● Stated problem
Each record is to be transcribed exactly.

● Records to use

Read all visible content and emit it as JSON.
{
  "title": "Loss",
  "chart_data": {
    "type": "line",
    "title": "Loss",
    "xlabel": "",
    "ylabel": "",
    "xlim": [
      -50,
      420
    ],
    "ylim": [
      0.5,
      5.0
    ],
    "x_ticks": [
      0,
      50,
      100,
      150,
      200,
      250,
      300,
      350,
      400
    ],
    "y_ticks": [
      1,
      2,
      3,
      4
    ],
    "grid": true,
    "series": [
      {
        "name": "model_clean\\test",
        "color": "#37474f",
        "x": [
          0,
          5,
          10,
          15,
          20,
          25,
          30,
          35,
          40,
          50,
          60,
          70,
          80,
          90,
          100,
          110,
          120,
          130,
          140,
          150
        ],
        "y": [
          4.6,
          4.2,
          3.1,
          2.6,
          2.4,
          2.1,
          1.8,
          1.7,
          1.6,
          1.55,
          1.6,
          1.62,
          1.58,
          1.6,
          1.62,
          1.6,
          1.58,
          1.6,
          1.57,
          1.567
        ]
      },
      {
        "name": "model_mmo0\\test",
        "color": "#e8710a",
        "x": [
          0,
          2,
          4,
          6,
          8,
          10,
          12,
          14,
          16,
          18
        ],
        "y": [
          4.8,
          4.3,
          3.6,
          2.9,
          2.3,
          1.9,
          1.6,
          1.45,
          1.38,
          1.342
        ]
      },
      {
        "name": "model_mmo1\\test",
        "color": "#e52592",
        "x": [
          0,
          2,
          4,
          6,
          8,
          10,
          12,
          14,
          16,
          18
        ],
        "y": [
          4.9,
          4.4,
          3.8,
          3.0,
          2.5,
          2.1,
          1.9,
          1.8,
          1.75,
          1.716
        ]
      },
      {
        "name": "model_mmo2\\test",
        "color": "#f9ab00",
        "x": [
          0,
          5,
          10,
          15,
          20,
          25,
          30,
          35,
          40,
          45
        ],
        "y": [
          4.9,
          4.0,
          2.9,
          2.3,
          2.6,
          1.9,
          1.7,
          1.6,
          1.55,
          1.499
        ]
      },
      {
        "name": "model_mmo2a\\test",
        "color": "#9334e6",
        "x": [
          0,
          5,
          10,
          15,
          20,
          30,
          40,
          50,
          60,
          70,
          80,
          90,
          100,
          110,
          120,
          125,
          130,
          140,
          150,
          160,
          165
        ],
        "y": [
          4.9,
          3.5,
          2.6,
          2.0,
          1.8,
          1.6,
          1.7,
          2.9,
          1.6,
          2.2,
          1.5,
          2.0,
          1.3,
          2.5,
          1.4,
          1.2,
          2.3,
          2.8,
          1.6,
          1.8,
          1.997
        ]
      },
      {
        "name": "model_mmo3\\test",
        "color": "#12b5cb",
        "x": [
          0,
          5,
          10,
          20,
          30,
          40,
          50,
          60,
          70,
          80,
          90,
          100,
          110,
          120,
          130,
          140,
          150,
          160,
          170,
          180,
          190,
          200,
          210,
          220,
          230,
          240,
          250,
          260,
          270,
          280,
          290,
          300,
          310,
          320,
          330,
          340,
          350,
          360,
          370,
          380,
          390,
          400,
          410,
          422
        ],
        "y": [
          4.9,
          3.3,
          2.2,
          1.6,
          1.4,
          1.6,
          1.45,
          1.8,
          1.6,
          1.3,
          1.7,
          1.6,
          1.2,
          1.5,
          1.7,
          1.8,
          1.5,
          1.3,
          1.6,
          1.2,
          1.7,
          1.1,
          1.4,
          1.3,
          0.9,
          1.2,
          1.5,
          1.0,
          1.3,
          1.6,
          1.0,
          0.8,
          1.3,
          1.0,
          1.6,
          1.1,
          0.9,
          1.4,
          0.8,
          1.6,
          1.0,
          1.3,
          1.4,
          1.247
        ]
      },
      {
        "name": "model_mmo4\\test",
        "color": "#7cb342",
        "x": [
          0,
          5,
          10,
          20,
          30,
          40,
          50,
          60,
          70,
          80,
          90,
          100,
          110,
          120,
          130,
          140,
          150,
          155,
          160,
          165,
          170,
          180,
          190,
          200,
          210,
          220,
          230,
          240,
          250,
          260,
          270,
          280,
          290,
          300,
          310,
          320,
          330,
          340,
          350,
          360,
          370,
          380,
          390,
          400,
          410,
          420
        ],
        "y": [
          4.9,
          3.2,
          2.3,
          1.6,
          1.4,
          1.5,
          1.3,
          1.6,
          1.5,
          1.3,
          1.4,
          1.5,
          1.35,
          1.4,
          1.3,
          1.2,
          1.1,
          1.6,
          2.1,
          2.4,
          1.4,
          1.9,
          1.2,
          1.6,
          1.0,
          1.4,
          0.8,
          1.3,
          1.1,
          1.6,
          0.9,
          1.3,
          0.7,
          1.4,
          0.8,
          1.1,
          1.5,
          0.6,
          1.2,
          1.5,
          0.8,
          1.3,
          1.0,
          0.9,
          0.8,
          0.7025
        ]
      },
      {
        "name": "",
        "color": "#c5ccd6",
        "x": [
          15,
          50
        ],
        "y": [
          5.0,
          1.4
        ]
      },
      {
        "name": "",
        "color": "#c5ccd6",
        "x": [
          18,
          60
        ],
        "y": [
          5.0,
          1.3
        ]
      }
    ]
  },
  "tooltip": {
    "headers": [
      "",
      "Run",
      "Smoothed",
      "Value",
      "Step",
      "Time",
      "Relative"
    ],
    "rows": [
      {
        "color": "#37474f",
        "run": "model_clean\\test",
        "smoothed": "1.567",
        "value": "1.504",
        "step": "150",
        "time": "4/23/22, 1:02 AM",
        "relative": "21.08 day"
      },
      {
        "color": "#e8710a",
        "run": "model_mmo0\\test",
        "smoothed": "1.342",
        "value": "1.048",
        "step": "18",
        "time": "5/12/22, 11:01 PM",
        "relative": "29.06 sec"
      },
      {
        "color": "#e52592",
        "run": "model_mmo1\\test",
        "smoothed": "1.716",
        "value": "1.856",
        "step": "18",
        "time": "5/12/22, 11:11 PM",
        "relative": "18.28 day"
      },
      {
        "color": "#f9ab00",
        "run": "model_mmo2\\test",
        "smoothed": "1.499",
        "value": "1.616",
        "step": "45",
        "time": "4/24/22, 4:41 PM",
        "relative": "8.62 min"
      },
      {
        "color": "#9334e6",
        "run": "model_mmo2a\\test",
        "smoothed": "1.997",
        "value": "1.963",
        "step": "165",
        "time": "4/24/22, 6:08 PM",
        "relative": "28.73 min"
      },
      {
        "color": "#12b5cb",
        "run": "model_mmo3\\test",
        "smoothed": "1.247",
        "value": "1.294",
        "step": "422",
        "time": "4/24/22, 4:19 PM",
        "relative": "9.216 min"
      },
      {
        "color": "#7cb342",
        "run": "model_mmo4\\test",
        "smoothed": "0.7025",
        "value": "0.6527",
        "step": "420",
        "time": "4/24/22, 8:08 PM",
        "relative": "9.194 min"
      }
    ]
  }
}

● Output of the exercise
Read all visible content and emit it as JSON.
{
  "title": "Loss",
  "chart_data": {
    "type": "line",
    "title": "Loss",
    "xlabel": "",
    "ylabel": "",
    "xlim": [
      -50,
      420
    ],
    "ylim": [
      0.5,
      5.0
    ],
    "x_ticks": [
      0,
      50,
      100,
      150,
      200,
      250,
      300,
      350,
      400
    ],
    "y_ticks": [
      1,
      2,
      3,
      4
    ],
    "grid": true,
    "series": [
      {
        "name": "model_clean\\test",
        "color": "#37474f",
        "x": [
          0,
          5,
          10,
          15,
          20,
          25,
          30,
          35,
          40,
          50,
          60,
          70,
          80,
          90,
          100,
          110,
          120,
          130,
          140,
          150
        ],
        "y": [
          4.6,
          4.2,
          3.1,
          2.6,
          2.4,
          2.1,
          1.8,
          1.7,
          1.6,
          1.55,
          1.6,
          1.62,
          1.58,
          1.6,
          1.62,
          1.6,
          1.58,
          1.6,
          1.57,
          1.567
        ]
      },
      {
        "name": "model_mmo0\\test",
        "color": "#e8710a",
        "x": [
          0,
          2,
          4,
          6,
          8,
          10,
          12,
          14,
          16,
          18
        ],
        "y": [
          4.8,
          4.3,
          3.6,
          2.9,
          2.3,
          1.9,
          1.6,
          1.45,
          1.38,
          1.342
        ]
      },
      {
        "name": "model_mmo1\\test",
        "color": "#e52592",
        "x": [
          0,
          2,
          4,
          6,
          8,
          10,
          12,
          14,
          16,
          18
        ],
        "y": [
          4.9,
          4.4,
          3.8,
          3.0,
          2.5,
          2.1,
          1.9,
          1.8,
          1.75,
          1.716
        ]
      },
      {
        "name": "model_mmo2\\test",
        "color": "#f9ab00",
        "x": [
          0,
          5,
          10,
          15,
          20,
          25,
          30,
          35,
          40,
          45
        ],
        "y": [
          4.9,
          4.0,
          2.9,
          2.3,
          2.6,
          1.9,
          1.7,
          1.6,
          1.55,
          1.499
        ]
      },
      {
        "name": "model_mmo2a\\test",
        "color": "#9334e6",
        "x": [
          0,
          5,
          10,
          15,
          20,
          30,
          40,
          50,
          60,
          70,
          80,
          90,
          100,
          110,
          120,
          125,
          130,
          140,
          150,
          160,
          165
        ],
        "y": [
          4.9,
          3.5,
          2.6,
          2.0,
          1.8,
          1.6,
          1.7,
          2.9,
          1.6,
          2.2,
          1.5,
          2.0,
          1.3,
          2.5,
          1.4,
          1.2,
          2.3,
          2.8,
          1.6,
          1.8,
          1.997
        ]
      },
      {
        "name": "model_mmo3\\test",
        "color": "#12b5cb",
        "x": [
          0,
          5,
          10,
          20,
          30,
          40,
          50,
          60,
          70,
          80,
          90,
          100,
          110,
          120,
          130,
          140,
          150,
          160,
          170,
          180,
          190,
          200,
          210,
          220,
          230,
          240,
          250,
          260,
          270,
          280,
          290,
          300,
          310,
          320,
          330,
          340,
          350,
          360,
          370,
          380,
          390,
          400,
          410,
          422
        ],
        "y": [
          4.9,
          3.3,
          2.2,
          1.6,
          1.4,
          1.6,
          1.45,
          1.8,
          1.6,
          1.3,
          1.7,
          1.6,
          1.2,
          1.5,
          1.7,
          1.8,
          1.5,
          1.3,
          1.6,
          1.2,
          1.7,
          1.1,
          1.4,
          1.3,
          0.9,
          1.2,
          1.5,
          1.0,
          1.3,
          1.6,
          1.0,
          0.8,
          1.3,
          1.0,
          1.6,
          1.1,
          0.9,
          1.4,
          0.8,
          1.6,
          1.0,
          1.3,
          1.4,
          1.247
        ]
      },
      {
        "name": "model_mmo4\\test",
        "color": "#7cb342",
        "x": [
          0,
          5,
          10,
          20,
          30,
          40,
          50,
          60,
          70,
          80,
          90,
          100,
          110,
          120,
          130,
          140,
          150,
          155,
          160,
          165,
          170,
          180,
          190,
          200,
          210,
          220,
          230,
          240,
          250,
          260,
          270,
          280,
          290,
          300,
          310,
          320,
          330,
          340,
          350,
          360,
          370,
          380,
          390,
          400,
          410,
          420
        ],
        "y": [
          4.9,
          3.2,
          2.3,
          1.6,
          1.4,
          1.5,
          1.3,
          1.6,
          1.5,
          1.3,
          1.4,
          1.5,
          1.35,
          1.4,
          1.3,
          1.2,
          1.1,
          1.6,
          2.1,
          2.4,
          1.4,
          1.9,
          1.2,
          1.6,
          1.0,
          1.4,
          0.8,
          1.3,
          1.1,
          1.6,
          0.9,
          1.3,
          0.7,
          1.4,
          0.8,
          1.1,
          1.5,
          0.6,
          1.2,
          1.5,
          0.8,
          1.3,
          1.0,
          0.9,
          0.8,
          0.7025
        ]
      },
      {
        "name": "",
        "color": "#c5ccd6",
        "x": [
          15,
          50
        ],
        "y": [
          5.0,
          1.4
        ]
      },
      {
        "name": "",
        "color": "#c5ccd6",
        "x": [
          18,
          60
        ],
        "y": [
          5.0,
          1.3
        ]
      }
    ]
  },
  "tooltip": {
    "headers": [
      "",
      "Run",
      "Smoothed",
      "Value",
      "Step",
      "Time",
      "Relative"
    ],
    "rows": [
      {
        "color": "#37474f",
        "run": "model_clean\\test",
        "smoothed": "1.567",
        "value": "1.504",
        "step": "150",
        "time": "4/23/22, 1:02 AM",
        "relative": "21.08 day"
      },
      {
        "color": "#e8710a",
        "run": "model_mmo0\\test",
        "smoothed": "1.342",
        "value": "1.048",
        "step": "18",
        "time": "5/12/22, 11:01 PM",
        "relative": "29.06 sec"
      },
      {
        "color": "#e52592",
        "run": "model_mmo1\\test",
        "smoothed": "1.716",
        "value": "1.856",
        "step": "18",
        "time": "5/12/22, 11:11 PM",
        "relative": "18.28 day"
      },
      {
        "color": "#f9ab00",
        "run": "model_mmo2\\test",
        "smoothed": "1.499",
        "value": "1.616",
        "step": "45",
        "time": "4/24/22, 4:41 PM",
        "relative": "8.62 min"
      },
      {
        "color": "#9334e6",
        "run": "model_mmo2a\\test",
        "smoothed": "1.997",
        "value": "1.963",
        "step": "165",
        "time": "4/24/22, 6:08 PM",
        "relative": "28.73 min"
      },
      {
        "color": "#12b5cb",
        "run": "model_mmo3\\test",
        "smoothed": "1.247",
        "value": "1.294",
        "step": "422",
        "time": "4/24/22, 4:19 PM",
        "relative": "9.216 min"
      },
      {
        "color": "#7cb342",
        "run": "model_mmo4\\test",
        "smoothed": "0.7025",
        "value": "0.6527",
        "step": "420",
        "time": "4/24/22, 8:08 PM",
        "relative": "9.194 min"
      }
    ]
  }
}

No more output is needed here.